**WHAT THE TASK REQUIRES:** Reproduce the full listing that appears beneath this instruction exactly.

ENTRIES PROVIDED start

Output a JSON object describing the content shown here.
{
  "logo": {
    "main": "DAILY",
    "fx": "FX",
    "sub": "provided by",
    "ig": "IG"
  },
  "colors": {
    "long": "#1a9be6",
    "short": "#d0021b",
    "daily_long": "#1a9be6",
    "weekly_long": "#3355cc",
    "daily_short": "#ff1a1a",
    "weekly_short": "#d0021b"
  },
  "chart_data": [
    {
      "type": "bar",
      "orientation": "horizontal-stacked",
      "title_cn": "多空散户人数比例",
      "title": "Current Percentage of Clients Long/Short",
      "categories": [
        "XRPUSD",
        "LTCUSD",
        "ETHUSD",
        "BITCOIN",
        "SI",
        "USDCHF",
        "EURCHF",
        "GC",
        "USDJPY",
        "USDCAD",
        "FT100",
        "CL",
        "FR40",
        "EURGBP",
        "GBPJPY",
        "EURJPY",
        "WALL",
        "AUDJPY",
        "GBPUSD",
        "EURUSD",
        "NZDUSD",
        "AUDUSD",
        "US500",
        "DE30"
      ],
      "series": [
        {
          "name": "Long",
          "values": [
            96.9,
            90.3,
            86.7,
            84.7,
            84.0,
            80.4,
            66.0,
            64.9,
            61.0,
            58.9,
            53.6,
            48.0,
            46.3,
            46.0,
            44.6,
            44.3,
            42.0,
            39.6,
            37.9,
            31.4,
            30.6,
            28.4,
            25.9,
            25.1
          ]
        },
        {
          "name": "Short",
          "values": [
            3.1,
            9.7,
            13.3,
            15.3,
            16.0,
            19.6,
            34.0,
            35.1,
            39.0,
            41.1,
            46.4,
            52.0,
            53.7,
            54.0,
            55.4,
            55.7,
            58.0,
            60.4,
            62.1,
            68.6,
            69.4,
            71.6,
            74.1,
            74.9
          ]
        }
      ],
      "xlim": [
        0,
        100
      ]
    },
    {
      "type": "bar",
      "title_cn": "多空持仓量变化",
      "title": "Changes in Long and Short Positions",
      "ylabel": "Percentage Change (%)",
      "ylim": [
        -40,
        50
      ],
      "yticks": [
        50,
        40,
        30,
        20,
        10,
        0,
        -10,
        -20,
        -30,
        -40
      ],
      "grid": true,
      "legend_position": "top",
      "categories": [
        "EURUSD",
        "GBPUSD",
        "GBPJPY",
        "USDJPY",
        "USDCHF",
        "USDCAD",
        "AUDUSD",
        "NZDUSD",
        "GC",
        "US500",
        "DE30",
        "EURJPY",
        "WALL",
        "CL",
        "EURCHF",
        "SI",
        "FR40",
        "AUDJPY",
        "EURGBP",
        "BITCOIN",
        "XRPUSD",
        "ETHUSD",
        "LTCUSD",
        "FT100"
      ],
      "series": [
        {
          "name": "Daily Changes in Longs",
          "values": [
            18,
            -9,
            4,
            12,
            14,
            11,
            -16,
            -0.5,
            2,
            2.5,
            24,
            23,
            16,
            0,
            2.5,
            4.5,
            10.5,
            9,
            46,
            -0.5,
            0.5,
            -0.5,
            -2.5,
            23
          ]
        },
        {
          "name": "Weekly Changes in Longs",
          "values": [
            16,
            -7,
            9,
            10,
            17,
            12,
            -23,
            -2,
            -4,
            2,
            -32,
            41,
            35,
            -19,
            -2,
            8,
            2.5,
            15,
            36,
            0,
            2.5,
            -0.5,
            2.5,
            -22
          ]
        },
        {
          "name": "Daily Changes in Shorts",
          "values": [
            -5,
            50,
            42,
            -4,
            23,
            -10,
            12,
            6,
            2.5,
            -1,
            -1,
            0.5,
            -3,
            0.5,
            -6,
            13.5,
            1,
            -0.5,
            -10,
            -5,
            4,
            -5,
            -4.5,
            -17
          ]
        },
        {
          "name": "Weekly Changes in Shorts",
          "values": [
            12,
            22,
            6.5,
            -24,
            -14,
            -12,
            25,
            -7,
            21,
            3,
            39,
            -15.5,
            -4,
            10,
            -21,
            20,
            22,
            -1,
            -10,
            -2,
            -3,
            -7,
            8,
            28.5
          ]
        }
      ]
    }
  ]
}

ENTRIES PROVIDED end

**COMPLETED EXERCISE:**
Output a JSON object describing the content shown here.
{
  "logo": {
    "main": "DAILY",
    "fx": "FX",
    "sub": "provided by",
    "ig": "IG"
  },
  "colors": {
    "long": "#1a9be6",
    "short": "#d0021b",
    "daily_long": "#1a9be6",
    "weekly_long": "#3355cc",
    "daily_short": "#ff1a1a",
    "weekly_short": "#d0021b"
  },
  "chart_data": [
    {
      "type": "bar",
      "orientation": "horizontal-stacked",
      "title_cn": "多空散户人数比例",
      "title": "Current Percentage of Clients Long/Short",
      "categories": [
        "XRPUSD",
        "LTCUSD",
        "ETHUSD",
        "BITCOIN",
        "SI",
        "USDCHF",
        "EURCHF",
        "GC",
        "USDJPY",
        "USDCAD",
        "FT100",
        "CL",
        "FR40",
        "EURGBP",
        "GBPJPY",
        "EURJPY",
        "WALL",
        "AUDJPY",
        "GBPUSD",
        "EURUSD",
        "NZDUSD",
        "AUDUSD",
        "US500",
        "DE30"
      ],
      "series": [
        {
          "name": "Long",
          "values": [
            96.9,
            90.3,
            86.7,
            84.7,
            84.0,
            80.4,
            66.0,
            64.9,
            61.0,
            58.9,
            53.6,
            48.0,
            46.3,
            46.0,
            44.6,
            44.3,
            42.0,
            39.6,
            37.9,
            31.4,
            30.6,
            28.4,
            25.9,
            25.1
          ]
        },
        {
          "name": "Short",
          "values": [
            3.1,
            9.7,
            13.3,
            15.3,
            16.0,
            19.6,
            34.0,
            35.1,
            39.0,
            41.1,
            46.4,
            52.0,
            53.7,
            54.0,
            55.4,
            55.7,
            58.0,
            60.4,
            62.1,
            68.6,
            69.4,
            71.6,
            74.1,
            74.9
          ]
        }
      ],
      "xlim": [
        0,
        100
      ]
    },
    {
      "type": "bar",
      "title_cn": "多空持仓量变化",
      "title": "Changes in Long and Short Positions",
      "ylabel": "Percentage Change (%)",
      "ylim": [
        -40,
        50
      ],
      "yticks": [
        50,
        40,
        30,
        20,
        10,
        0,
        -10,
        -20,
        -30,
        -40
      ],
      "grid": true,
      "legend_position": "top",
      "categories": [
        "EURUSD",
        "GBPUSD",
        "GBPJPY",
        "USDJPY",
        "USDCHF",
        "USDCAD",
        "AUDUSD",
        "NZDUSD",
        "GC",
        "US500",
        "DE30",
        "EURJPY",
        "WALL",
        "CL",
        "EURCHF",
        "SI",
        "FR40",
        "AUDJPY",
        "EURGBP",
        "BITCOIN",
        "XRPUSD",
        "ETHUSD",
        "LTCUSD",
        "FT100"
      ],
      "series": [
        {
          "name": "Daily Changes in Longs",
          "values": [
            18,
            -9,
            4,
            12,
            14,
            11,
            -16,
            -0.5,
            2,
            2.5,
            24,
            23,
            16,
            0,
            2.5,
            4.5,
            10.5,
            9,
            46,
            -0.5,
            0.5,
            -0.5,
            -2.5,
            23
          ]
        },
        {
          "name": "Weekly Changes in Longs",
          "values": [
            16,
            -7,
            9,
            10,
            17,
            12,
            -23,
            -2,
            -4,
            2,
            -32,
            41,
            35,
            -19,
            -2,
            8,
            2.5,
            15,
            36,
            0,
            2.5,
            -0.5,
            2.5,
            -22
          ]
        },
        {
          "name": "Daily Changes in Shorts",
          "values": [
            -5,
            50,
            42,
            -4,
            23,
            -10,
            12,
            6,
            2.5,
            -1,
            -1,
            0.5,
            -3,
            0.5,
            -6,
            13.5,
            1,
            -0.5,
            -10,
            -5,
            4,
            -5,
            -4.5,
            -17
          ]
        },
        {
          "name": "Weekly Changes in Shorts",
          "values": [
            12,
            22,
            6.5,
            -24,
            -14,
            -12,
            25,
            -7,
            21,
            3,
            39,
            -15.5,
            -4,
            10,
            -21,
            20,
            22,
            -1,
            -10,
            -2,
            -3,
            -7,
            8,
            28.5
          ]
        }
      ]
    }
  ]
}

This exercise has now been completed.